### TASK INPUTS
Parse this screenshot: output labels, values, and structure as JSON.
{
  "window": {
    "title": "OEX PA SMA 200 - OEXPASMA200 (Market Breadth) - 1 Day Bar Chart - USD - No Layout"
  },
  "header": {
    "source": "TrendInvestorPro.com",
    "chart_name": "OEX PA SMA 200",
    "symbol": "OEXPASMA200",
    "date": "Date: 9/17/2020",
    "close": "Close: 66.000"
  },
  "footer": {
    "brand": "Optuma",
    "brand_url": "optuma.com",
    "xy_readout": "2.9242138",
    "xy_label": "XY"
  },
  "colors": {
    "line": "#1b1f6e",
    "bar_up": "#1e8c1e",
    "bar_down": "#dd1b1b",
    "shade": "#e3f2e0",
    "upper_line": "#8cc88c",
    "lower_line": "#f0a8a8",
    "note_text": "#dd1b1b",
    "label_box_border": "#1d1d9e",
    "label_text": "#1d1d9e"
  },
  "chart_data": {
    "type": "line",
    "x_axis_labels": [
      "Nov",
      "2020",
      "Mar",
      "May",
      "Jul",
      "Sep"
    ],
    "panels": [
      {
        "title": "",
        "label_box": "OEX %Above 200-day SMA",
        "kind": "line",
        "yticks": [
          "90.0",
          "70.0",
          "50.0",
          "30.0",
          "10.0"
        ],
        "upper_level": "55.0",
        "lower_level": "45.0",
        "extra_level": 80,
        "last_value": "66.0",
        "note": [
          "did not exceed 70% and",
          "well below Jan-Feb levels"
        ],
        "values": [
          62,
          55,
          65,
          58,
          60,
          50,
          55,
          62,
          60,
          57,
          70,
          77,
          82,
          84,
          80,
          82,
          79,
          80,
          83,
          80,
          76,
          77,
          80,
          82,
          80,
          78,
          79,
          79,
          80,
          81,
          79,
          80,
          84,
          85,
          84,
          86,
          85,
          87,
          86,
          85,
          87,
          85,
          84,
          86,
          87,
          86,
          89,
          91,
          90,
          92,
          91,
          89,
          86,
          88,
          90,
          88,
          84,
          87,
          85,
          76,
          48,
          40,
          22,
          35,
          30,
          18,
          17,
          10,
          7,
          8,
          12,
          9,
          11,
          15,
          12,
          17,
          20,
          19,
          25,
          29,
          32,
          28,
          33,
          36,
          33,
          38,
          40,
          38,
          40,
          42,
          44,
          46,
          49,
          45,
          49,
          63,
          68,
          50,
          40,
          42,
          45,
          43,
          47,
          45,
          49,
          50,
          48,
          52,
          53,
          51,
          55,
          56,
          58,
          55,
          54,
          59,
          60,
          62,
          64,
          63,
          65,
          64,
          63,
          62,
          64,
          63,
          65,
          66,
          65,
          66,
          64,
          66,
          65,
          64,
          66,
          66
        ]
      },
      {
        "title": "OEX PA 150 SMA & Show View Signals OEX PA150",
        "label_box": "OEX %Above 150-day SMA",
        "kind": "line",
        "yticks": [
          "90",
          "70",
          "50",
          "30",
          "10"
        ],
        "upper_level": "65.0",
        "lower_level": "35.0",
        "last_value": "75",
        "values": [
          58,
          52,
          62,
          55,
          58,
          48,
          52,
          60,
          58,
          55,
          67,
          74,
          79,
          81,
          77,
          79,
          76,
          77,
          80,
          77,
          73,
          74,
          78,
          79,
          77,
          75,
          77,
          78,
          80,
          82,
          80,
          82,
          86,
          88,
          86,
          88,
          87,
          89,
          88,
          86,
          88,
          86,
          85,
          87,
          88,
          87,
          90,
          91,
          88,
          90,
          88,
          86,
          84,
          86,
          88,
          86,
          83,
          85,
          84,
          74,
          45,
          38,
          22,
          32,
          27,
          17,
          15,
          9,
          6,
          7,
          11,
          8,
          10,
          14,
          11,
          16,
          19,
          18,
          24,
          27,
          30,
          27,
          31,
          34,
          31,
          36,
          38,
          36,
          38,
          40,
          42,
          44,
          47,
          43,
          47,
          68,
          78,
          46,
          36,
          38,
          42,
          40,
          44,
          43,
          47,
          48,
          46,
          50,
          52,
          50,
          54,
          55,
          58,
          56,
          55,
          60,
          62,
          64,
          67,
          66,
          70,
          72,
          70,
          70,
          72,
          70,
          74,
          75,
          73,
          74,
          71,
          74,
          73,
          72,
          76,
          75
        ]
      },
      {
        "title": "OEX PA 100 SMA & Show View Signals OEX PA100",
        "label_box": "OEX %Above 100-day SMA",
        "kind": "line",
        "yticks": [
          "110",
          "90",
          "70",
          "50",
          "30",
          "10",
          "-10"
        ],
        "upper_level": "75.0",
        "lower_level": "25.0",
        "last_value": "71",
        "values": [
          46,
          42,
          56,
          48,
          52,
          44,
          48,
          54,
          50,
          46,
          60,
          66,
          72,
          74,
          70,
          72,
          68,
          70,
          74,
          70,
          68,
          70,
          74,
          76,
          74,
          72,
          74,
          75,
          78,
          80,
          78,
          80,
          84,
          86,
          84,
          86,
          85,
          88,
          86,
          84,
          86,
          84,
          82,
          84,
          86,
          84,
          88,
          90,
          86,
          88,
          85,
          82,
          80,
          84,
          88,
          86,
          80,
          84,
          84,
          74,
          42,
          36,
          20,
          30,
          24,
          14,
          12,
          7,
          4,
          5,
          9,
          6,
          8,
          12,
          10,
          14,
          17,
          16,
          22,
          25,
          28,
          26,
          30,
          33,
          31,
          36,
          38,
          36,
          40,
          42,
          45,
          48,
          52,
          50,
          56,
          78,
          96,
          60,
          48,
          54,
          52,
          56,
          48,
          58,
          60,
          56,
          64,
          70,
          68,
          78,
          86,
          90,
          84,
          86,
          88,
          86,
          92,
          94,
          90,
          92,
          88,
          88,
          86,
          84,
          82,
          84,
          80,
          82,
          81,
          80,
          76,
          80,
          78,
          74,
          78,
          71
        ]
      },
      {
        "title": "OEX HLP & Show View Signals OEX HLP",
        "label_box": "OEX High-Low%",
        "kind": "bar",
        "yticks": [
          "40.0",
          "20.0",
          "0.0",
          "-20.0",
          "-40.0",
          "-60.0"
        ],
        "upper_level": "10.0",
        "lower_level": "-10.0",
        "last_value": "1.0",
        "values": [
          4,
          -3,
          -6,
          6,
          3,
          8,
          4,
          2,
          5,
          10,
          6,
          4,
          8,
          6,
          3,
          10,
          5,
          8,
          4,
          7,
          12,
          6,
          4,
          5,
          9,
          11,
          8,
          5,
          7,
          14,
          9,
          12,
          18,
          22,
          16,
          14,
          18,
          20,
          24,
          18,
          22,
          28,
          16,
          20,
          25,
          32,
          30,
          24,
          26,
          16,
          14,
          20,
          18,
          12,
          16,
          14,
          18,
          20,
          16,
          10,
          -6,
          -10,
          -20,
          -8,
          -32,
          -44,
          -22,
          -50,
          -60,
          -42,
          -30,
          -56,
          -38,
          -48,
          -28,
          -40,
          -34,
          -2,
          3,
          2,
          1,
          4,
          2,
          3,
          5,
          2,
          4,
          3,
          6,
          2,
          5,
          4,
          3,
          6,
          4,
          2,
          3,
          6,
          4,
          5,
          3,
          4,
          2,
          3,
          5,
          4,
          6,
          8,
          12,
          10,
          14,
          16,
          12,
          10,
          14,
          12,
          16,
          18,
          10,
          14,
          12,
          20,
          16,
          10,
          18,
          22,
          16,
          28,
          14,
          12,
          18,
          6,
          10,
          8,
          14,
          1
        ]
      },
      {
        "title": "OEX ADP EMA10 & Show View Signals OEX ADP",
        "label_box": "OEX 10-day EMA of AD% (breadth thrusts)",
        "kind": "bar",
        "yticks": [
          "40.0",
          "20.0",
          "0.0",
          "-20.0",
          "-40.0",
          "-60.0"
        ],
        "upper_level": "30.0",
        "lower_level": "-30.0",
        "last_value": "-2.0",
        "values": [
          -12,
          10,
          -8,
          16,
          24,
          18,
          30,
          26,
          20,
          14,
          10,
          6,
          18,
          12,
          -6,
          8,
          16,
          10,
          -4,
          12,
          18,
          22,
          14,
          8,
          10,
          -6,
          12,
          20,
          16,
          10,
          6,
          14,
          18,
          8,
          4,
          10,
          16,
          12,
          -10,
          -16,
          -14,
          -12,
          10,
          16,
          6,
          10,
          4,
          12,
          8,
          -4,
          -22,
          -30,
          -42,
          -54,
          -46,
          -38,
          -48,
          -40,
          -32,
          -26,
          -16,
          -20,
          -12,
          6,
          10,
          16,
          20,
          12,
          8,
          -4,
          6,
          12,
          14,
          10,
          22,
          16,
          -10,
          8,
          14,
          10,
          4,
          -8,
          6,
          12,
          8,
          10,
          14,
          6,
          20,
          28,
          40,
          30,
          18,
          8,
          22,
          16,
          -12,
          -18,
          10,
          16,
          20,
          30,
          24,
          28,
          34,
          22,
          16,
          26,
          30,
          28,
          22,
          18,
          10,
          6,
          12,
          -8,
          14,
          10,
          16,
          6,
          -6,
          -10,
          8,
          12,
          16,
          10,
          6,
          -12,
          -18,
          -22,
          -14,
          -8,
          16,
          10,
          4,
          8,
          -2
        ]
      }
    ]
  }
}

### TASK PROMPT
From the listing above, find the number of lines with the word "View" in them. Answer with the number only.

### THE RESPONSE
4